[PROBLEMS]:
• A. Reproduce, from the article on the JFK terminal financing, everything from "The finance team" down to "earlier this month.".
• B. Answer these questions using the article on the JFK terminal financing:
(i) Which firm led the bank loan secured to fund the project?
(ii) What is the stated cost of the project?
(iii) When are the bond issuances expected to commence?

JFK airport’s new project to tap muni market for over $6 billion

 

Bloomberg

The finance team behind the new terminal at New York’s John F. Kennedy International Airport expects to sell more than $6 billion of municipal bonds in the coming years to help pay for the project.
The group plans to issue taxable or tax-exempt debt in the $4 trillion muni market to refinance a $6.6 billion bank loan originally secured to fund the project, according to the project’s acting CFO Marc McGrady. That loan, led by Mitsubishi UFJ Financial Group Inc., closed on June 10 and will fund the first phase of the project, called New Terminal One.
Construction of the $9.5 billion project is expected to move forward this summer, New York Governor Kathy Hochul said in a statement earlier this month.
“NTO’s plan is to refinance $6.3 billion of senior bank debt through 2026 with multiple issuances of fixed-rate tax-exempt or taxable bonds,” McGrady said. “These issuances are expected to commence in mid-2024 but could occur earlier based on market conditions.”
McGrady said NTO will monitor market conditions to ensure that the project’s capital structure is optimized.

(Dataset records)
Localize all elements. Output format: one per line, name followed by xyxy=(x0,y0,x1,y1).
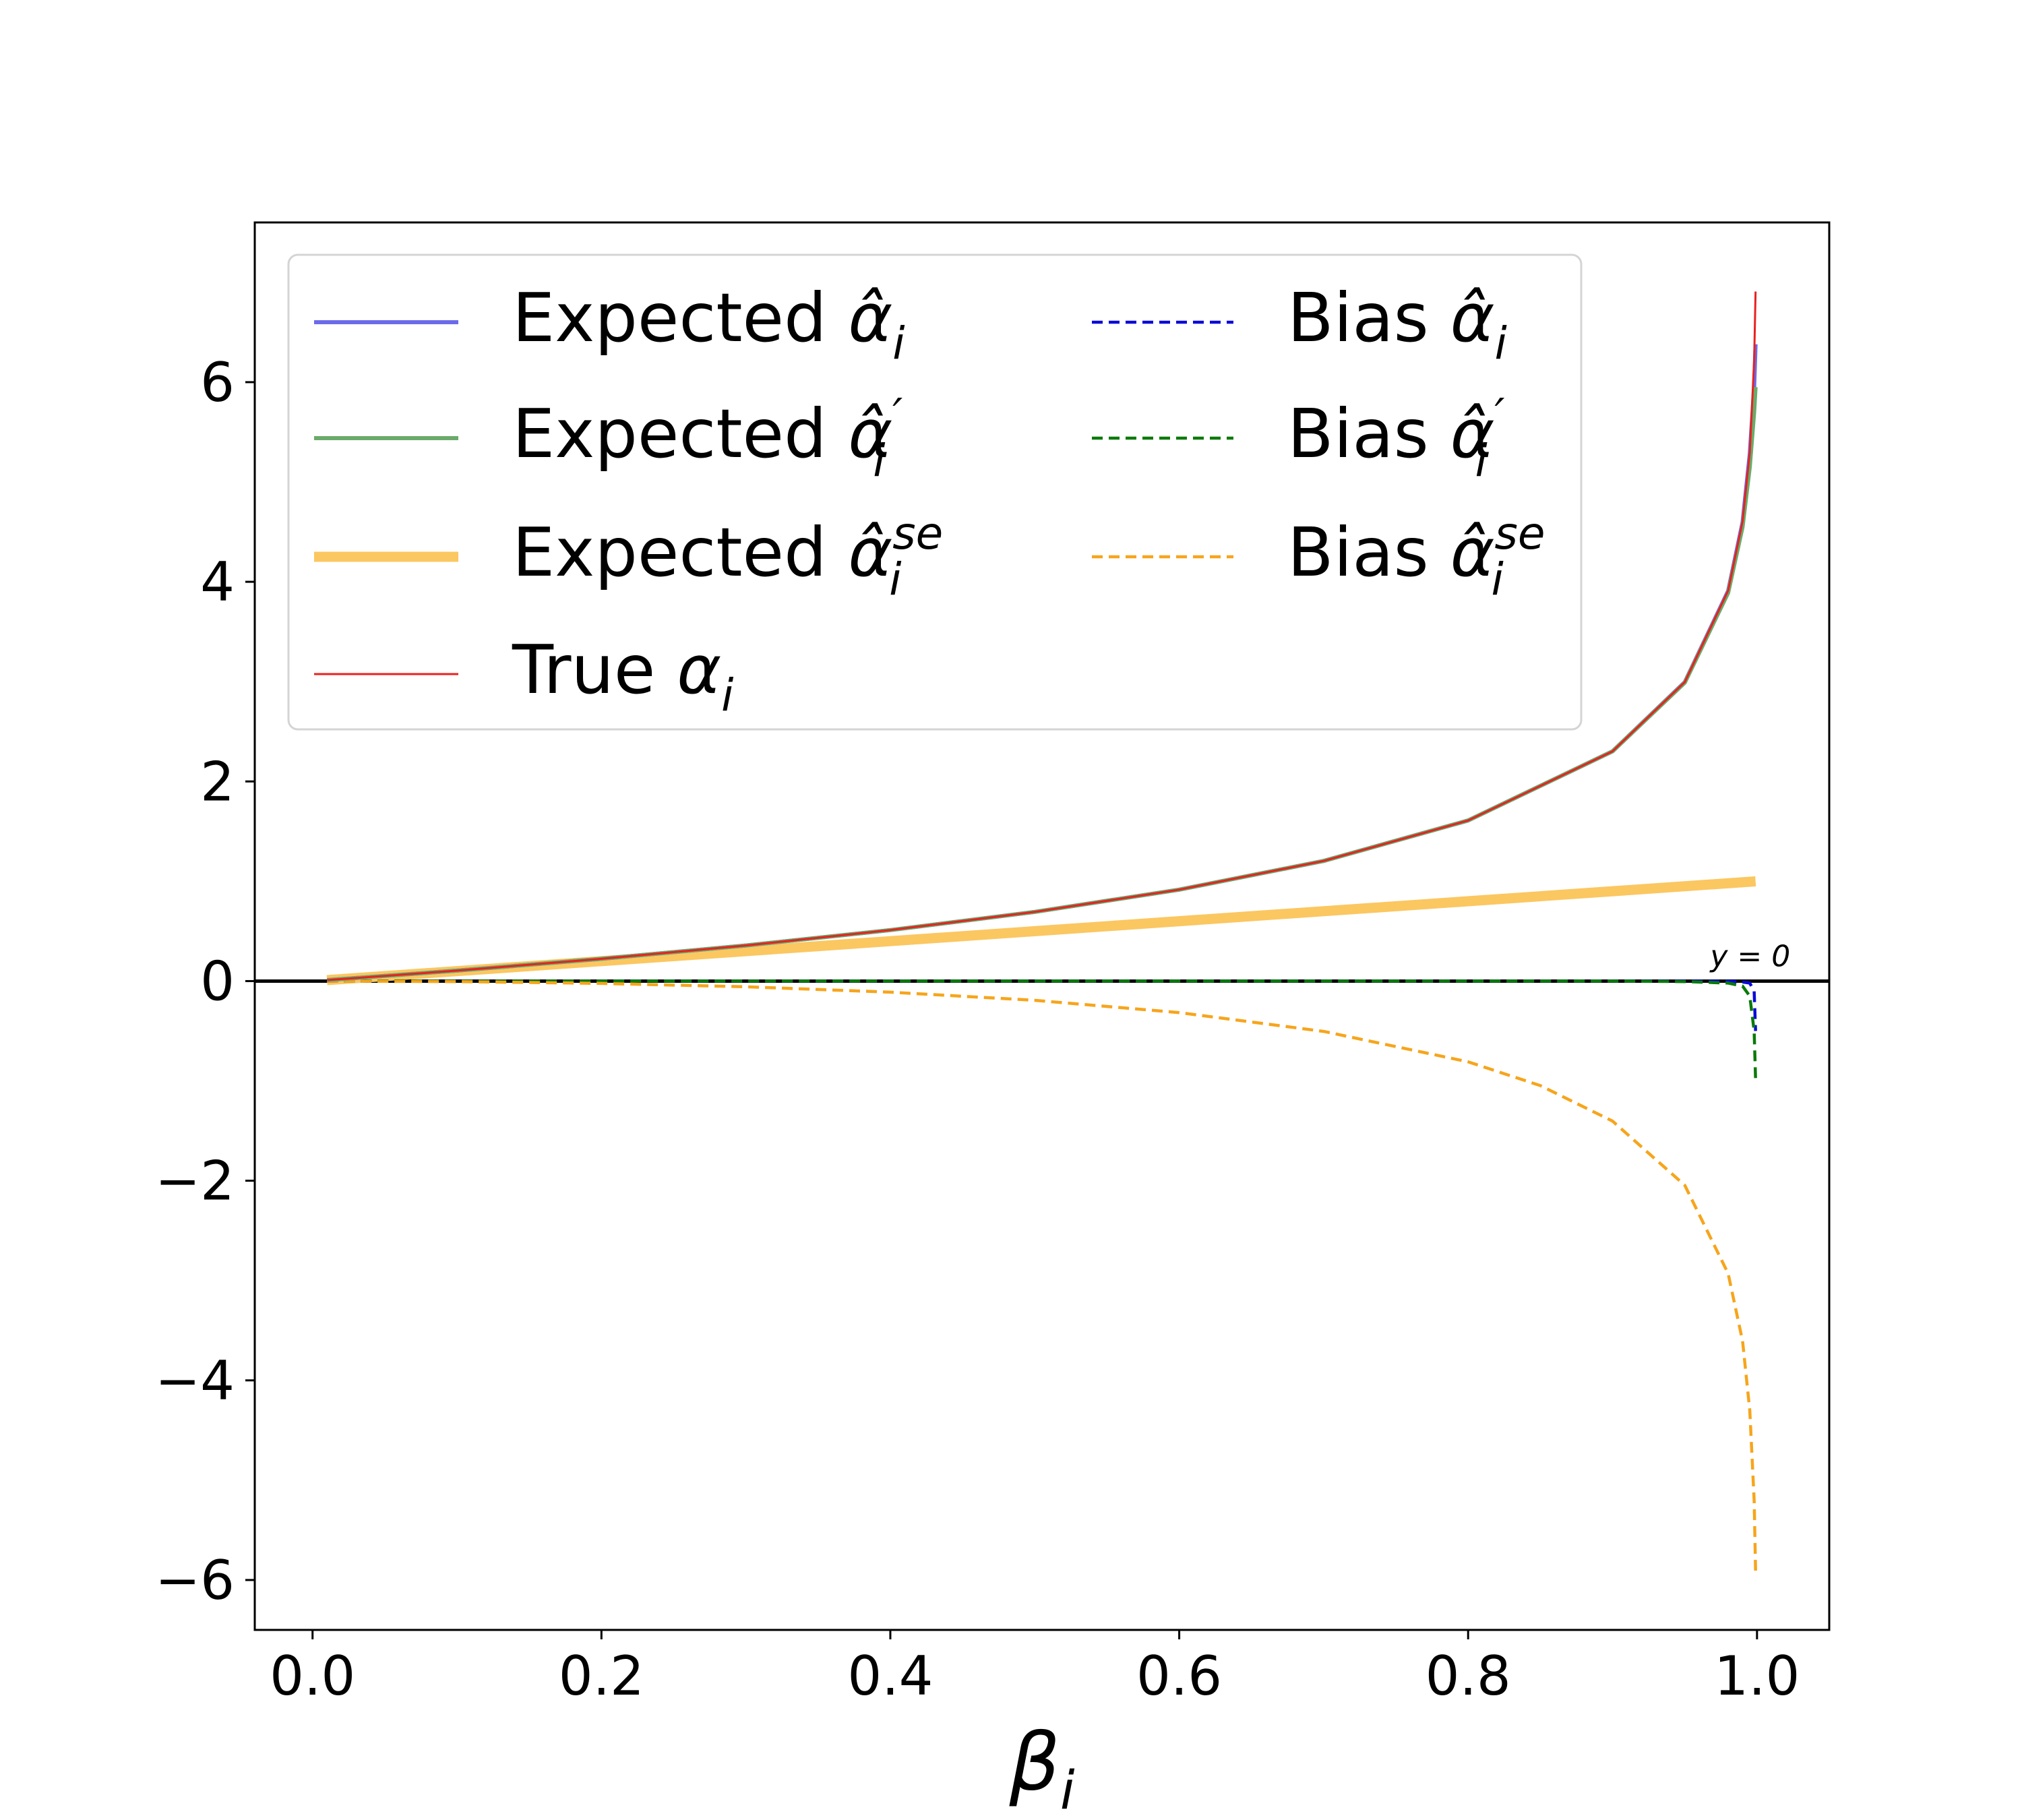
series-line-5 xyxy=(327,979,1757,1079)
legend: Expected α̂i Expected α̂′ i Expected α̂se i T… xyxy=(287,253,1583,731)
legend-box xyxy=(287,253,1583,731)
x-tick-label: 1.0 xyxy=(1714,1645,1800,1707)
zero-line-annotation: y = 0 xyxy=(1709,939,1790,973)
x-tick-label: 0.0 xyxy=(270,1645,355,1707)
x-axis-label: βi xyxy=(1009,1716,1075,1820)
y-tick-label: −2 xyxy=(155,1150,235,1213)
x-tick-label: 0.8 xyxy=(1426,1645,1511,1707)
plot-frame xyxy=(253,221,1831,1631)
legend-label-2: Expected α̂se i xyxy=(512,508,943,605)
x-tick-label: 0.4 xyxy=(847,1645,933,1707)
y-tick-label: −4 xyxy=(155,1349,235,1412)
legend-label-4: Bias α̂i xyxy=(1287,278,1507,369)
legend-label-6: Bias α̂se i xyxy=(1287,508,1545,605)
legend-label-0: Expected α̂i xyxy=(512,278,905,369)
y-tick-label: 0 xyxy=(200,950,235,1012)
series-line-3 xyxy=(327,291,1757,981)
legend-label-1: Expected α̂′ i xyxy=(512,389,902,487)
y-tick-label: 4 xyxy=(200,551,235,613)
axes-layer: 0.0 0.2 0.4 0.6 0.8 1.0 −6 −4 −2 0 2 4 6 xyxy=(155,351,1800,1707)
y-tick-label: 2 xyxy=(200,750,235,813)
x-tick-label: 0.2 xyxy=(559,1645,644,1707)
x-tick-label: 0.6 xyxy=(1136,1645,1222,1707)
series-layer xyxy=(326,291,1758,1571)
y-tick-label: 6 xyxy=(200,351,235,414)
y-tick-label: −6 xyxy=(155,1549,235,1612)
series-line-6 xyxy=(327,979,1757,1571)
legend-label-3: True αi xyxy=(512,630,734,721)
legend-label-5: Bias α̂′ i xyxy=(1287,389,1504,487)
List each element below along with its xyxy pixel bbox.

--

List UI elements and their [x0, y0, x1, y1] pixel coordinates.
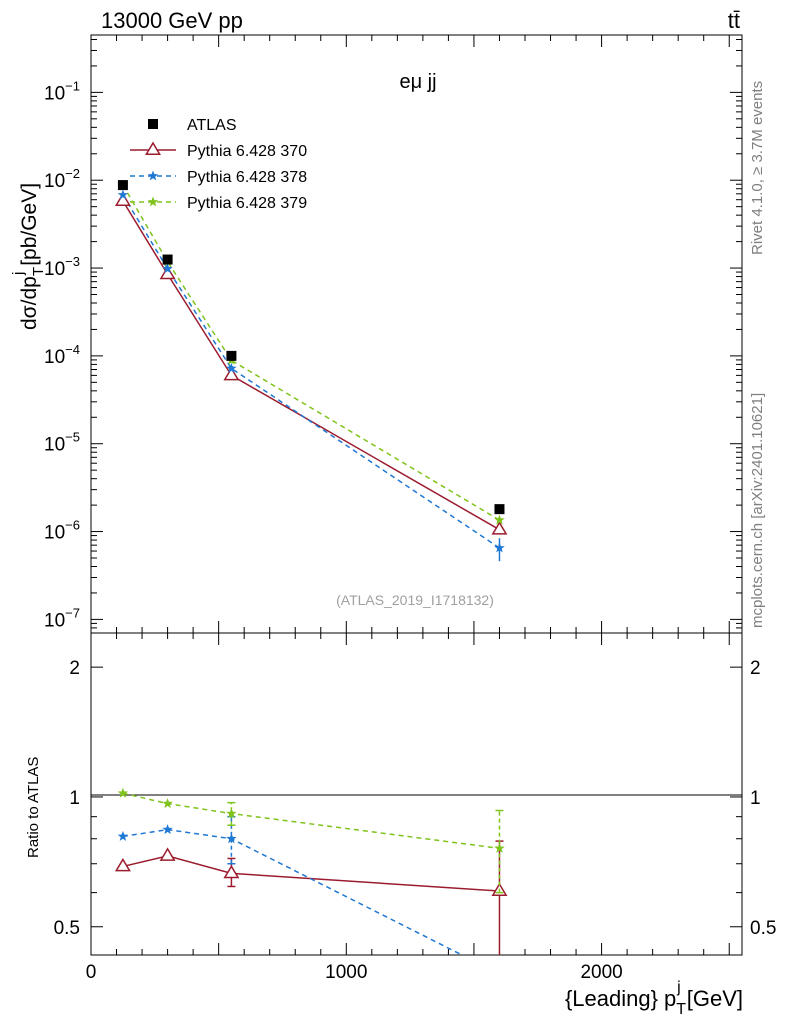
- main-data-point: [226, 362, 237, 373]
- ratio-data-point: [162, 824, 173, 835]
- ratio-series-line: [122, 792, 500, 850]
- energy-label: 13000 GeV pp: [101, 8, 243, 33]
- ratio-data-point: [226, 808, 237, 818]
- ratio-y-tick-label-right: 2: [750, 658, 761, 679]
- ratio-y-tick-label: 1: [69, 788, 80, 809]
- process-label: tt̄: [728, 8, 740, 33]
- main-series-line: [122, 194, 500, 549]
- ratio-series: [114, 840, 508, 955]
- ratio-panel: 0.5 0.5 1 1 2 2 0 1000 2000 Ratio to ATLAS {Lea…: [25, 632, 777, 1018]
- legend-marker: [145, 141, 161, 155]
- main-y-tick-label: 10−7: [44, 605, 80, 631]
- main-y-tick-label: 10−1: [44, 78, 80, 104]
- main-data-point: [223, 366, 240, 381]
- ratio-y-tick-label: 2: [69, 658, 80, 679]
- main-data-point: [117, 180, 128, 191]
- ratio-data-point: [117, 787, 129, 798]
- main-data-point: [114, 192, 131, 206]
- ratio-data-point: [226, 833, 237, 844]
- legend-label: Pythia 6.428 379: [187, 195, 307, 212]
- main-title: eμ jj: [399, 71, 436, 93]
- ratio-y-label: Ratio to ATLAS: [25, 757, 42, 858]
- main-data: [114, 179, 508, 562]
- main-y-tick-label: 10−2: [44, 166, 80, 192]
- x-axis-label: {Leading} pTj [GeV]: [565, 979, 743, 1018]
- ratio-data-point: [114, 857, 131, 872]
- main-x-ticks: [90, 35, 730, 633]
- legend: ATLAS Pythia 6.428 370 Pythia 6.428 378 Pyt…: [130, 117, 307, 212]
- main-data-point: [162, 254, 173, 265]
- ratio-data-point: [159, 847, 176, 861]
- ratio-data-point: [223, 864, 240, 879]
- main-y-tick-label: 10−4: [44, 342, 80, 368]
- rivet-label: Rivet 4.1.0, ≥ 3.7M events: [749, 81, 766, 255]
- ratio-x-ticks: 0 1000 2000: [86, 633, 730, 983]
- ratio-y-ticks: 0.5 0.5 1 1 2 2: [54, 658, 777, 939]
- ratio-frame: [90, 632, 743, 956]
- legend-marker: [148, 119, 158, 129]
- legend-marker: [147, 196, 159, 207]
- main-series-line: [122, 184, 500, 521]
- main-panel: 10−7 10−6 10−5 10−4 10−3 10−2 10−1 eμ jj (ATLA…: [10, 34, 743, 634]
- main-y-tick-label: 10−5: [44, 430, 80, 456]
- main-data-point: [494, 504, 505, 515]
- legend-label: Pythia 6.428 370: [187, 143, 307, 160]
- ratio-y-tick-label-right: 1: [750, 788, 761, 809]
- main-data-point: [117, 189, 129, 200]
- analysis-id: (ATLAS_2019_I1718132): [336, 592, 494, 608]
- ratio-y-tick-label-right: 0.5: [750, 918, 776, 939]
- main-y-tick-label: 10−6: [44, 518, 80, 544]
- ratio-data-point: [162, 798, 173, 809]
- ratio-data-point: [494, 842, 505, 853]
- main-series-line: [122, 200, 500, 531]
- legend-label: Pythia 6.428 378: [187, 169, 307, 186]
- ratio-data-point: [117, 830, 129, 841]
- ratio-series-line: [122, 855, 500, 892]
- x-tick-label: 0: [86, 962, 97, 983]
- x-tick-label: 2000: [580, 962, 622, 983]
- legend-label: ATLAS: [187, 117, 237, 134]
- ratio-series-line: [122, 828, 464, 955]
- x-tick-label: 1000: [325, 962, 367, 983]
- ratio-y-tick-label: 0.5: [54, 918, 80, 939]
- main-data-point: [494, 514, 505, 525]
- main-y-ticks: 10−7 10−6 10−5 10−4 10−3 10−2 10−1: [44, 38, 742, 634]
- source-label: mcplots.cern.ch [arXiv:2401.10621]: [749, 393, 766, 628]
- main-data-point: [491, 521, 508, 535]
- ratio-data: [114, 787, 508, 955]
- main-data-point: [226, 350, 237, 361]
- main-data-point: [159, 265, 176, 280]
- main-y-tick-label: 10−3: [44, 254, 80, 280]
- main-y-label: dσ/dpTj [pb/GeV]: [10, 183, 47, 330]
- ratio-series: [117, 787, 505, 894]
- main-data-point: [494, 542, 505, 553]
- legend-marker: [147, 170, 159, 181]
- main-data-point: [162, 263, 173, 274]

[THE RESPONSES]:
• A.
The finance team behind the new terminal at New York’s John F. Kennedy International Airport expects to sell more than $6 billion of municipal bonds in the coming years to help pay for the project.
The group plans to issue taxable or tax-exempt debt in the $4 trillion muni market to refinance a $6.6 billion bank loan originally secured to fund the project, according to the project’s acting CFO Marc McGrady. That loan, led by Mitsubishi UFJ Financial Group Inc., closed on June 10 and will fund the first phase of the project, called New Terminal One.
Construction of the $9.5 billion project is expected to move forward this summer, New York Governor Kathy Hochul said in a statement earlier this month.

• B.
(i) Mitsubishi UFJ Financial Group Inc.
(ii) $9.5 billion
(iii) Mid-2024